Dataset items:
===============

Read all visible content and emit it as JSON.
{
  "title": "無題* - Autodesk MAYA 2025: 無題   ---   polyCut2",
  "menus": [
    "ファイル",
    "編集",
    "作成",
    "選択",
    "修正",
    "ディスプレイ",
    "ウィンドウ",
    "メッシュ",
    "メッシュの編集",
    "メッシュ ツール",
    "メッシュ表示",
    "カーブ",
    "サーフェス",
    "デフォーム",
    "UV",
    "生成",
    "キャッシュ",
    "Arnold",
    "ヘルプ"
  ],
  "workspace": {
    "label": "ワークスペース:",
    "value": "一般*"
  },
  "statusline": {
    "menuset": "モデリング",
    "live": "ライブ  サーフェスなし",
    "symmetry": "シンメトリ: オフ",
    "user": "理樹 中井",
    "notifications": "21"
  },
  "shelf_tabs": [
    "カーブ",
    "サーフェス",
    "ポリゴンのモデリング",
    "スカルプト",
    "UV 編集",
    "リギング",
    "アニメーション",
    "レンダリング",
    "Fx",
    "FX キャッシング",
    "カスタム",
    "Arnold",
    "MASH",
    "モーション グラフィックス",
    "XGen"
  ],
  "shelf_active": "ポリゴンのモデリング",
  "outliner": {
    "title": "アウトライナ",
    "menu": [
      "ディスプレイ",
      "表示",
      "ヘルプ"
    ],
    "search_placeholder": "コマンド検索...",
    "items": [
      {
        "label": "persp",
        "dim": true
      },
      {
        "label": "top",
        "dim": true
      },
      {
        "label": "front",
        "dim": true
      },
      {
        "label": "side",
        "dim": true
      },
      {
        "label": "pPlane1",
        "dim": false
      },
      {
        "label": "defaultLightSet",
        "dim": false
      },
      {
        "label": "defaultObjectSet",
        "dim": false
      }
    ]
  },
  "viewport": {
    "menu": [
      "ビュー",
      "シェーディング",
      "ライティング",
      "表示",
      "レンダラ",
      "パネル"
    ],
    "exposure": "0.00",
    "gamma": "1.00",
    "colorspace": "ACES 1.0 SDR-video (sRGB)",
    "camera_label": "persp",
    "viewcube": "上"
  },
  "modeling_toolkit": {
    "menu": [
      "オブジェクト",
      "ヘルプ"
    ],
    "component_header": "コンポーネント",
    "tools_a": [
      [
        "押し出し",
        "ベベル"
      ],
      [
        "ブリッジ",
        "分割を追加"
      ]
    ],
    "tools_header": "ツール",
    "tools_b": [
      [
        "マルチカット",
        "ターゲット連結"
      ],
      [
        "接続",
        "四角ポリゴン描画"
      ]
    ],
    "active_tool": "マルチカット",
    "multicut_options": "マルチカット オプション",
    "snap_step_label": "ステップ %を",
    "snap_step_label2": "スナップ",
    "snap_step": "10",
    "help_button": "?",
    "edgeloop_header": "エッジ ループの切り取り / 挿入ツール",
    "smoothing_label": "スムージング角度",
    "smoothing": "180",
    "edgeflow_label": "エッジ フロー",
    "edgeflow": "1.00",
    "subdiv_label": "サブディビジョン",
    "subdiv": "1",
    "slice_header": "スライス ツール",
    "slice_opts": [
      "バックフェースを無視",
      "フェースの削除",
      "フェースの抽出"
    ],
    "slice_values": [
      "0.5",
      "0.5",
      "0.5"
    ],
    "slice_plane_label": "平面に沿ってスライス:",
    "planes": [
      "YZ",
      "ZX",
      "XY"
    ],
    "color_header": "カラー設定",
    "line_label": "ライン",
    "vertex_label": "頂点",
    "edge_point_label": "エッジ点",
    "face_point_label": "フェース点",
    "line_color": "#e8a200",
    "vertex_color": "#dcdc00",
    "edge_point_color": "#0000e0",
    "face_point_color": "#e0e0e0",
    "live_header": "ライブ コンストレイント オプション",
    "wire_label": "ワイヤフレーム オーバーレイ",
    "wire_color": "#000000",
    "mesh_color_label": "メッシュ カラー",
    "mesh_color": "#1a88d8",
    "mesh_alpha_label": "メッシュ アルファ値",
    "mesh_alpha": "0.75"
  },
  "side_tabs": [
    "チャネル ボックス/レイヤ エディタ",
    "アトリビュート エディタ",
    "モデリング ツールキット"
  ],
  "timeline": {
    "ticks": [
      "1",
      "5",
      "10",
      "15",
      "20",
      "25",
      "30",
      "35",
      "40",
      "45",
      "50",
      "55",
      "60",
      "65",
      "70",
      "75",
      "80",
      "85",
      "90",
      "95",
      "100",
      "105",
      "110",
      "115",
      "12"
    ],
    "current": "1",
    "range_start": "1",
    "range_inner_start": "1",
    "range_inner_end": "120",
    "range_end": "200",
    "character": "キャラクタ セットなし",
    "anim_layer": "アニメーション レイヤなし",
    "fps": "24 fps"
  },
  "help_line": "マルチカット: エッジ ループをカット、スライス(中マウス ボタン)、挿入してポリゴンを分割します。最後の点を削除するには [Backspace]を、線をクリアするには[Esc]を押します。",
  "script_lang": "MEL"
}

===============

INSTRUCTIONS TO FOLLOW: Reproduce the material precisely, including every line.

ANSWER TO THE EXERCISE:
Read all visible content and emit it as JSON.
{
  "title": "無題* - Autodesk MAYA 2025: 無題   ---   polyCut2",
  "menus": [
    "ファイル",
    "編集",
    "作成",
    "選択",
    "修正",
    "ディスプレイ",
    "ウィンドウ",
    "メッシュ",
    "メッシュの編集",
    "メッシュ ツール",
    "メッシュ表示",
    "カーブ",
    "サーフェス",
    "デフォーム",
    "UV",
    "生成",
    "キャッシュ",
    "Arnold",
    "ヘルプ"
  ],
  "workspace": {
    "label": "ワークスペース:",
    "value": "一般*"
  },
  "statusline": {
    "menuset": "モデリング",
    "live": "ライブ  サーフェスなし",
    "symmetry": "シンメトリ: オフ",
    "user": "理樹 中井",
    "notifications": "21"
  },
  "shelf_tabs": [
    "カーブ",
    "サーフェス",
    "ポリゴンのモデリング",
    "スカルプト",
    "UV 編集",
    "リギング",
    "アニメーション",
    "レンダリング",
    "Fx",
    "FX キャッシング",
    "カスタム",
    "Arnold",
    "MASH",
    "モーション グラフィックス",
    "XGen"
  ],
  "shelf_active": "ポリゴンのモデリング",
  "outliner": {
    "title": "アウトライナ",
    "menu": [
      "ディスプレイ",
      "表示",
      "ヘルプ"
    ],
    "search_placeholder": "コマンド検索...",
    "items": [
      {
        "label": "persp",
        "dim": true
      },
      {
        "label": "top",
        "dim": true
      },
      {
        "label": "front",
        "dim": true
      },
      {
        "label": "side",
        "dim": true
      },
      {
        "label": "pPlane1",
        "dim": false
      },
      {
        "label": "defaultLightSet",
        "dim": false
      },
      {
        "label": "defaultObjectSet",
        "dim": false
      }
    ]
  },
  "viewport": {
    "menu": [
      "ビュー",
      "シェーディング",
      "ライティング",
      "表示",
      "レンダラ",
      "パネル"
    ],
    "exposure": "0.00",
    "gamma": "1.00",
    "colorspace": "ACES 1.0 SDR-video (sRGB)",
    "camera_label": "persp",
    "viewcube": "上"
  },
  "modeling_toolkit": {
    "menu": [
      "オブジェクト",
      "ヘルプ"
    ],
    "component_header": "コンポーネント",
    "tools_a": [
      [
        "押し出し",
        "ベベル"
      ],
      [
        "ブリッジ",
        "分割を追加"
      ]
    ],
    "tools_header": "ツール",
    "tools_b": [
      [
        "マルチカット",
        "ターゲット連結"
      ],
      [
        "接続",
        "四角ポリゴン描画"
      ]
    ],
    "active_tool": "マルチカット",
    "multicut_options": "マルチカット オプション",
    "snap_step_label": "ステップ %を",
    "snap_step_label2": "スナップ",
    "snap_step": "10",
    "help_button": "?",
    "edgeloop_header": "エッジ ループの切り取り / 挿入ツール",
    "smoothing_label": "スムージング角度",
    "smoothing": "180",
    "edgeflow_label": "エッジ フロー",
    "edgeflow": "1.00",
    "subdiv_label": "サブディビジョン",
    "subdiv": "1",
    "slice_header": "スライス ツール",
    "slice_opts": [
      "バックフェースを無視",
      "フェースの削除",
      "フェースの抽出"
    ],
    "slice_values": [
      "0.5",
      "0.5",
      "0.5"
    ],
    "slice_plane_label": "平面に沿ってスライス:",
    "planes": [
      "YZ",
      "ZX",
      "XY"
    ],
    "color_header": "カラー設定",
    "line_label": "ライン",
    "vertex_label": "頂点",
    "edge_point_label": "エッジ点",
    "face_point_label": "フェース点",
    "line_color": "#e8a200",
    "vertex_color": "#dcdc00",
    "edge_point_color": "#0000e0",
    "face_point_color": "#e0e0e0",
    "live_header": "ライブ コンストレイント オプション",
    "wire_label": "ワイヤフレーム オーバーレイ",
    "wire_color": "#000000",
    "mesh_color_label": "メッシュ カラー",
    "mesh_color": "#1a88d8",
    "mesh_alpha_label": "メッシュ アルファ値",
    "mesh_alpha": "0.75"
  },
  "side_tabs": [
    "チャネル ボックス/レイヤ エディタ",
    "アトリビュート エディタ",
    "モデリング ツールキット"
  ],
  "timeline": {
    "ticks": [
      "1",
      "5",
      "10",
      "15",
      "20",
      "25",
      "30",
      "35",
      "40",
      "45",
      "50",
      "55",
      "60",
      "65",
      "70",
      "75",
      "80",
      "85",
      "90",
      "95",
      "100",
      "105",
      "110",
      "115",
      "12"
    ],
    "current": "1",
    "range_start": "1",
    "range_inner_start": "1",
    "range_inner_end": "120",
    "range_end": "200",
    "character": "キャラクタ セットなし",
    "anim_layer": "アニメーション レイヤなし",
    "fps": "24 fps"
  },
  "help_line": "マルチカット: エッジ ループをカット、スライス(中マウス ボタン)、挿入してポリゴンを分割します。最後の点を削除するには [Backspace]を、線をクリアするには[Esc]を押します。",
  "script_lang": "MEL"
}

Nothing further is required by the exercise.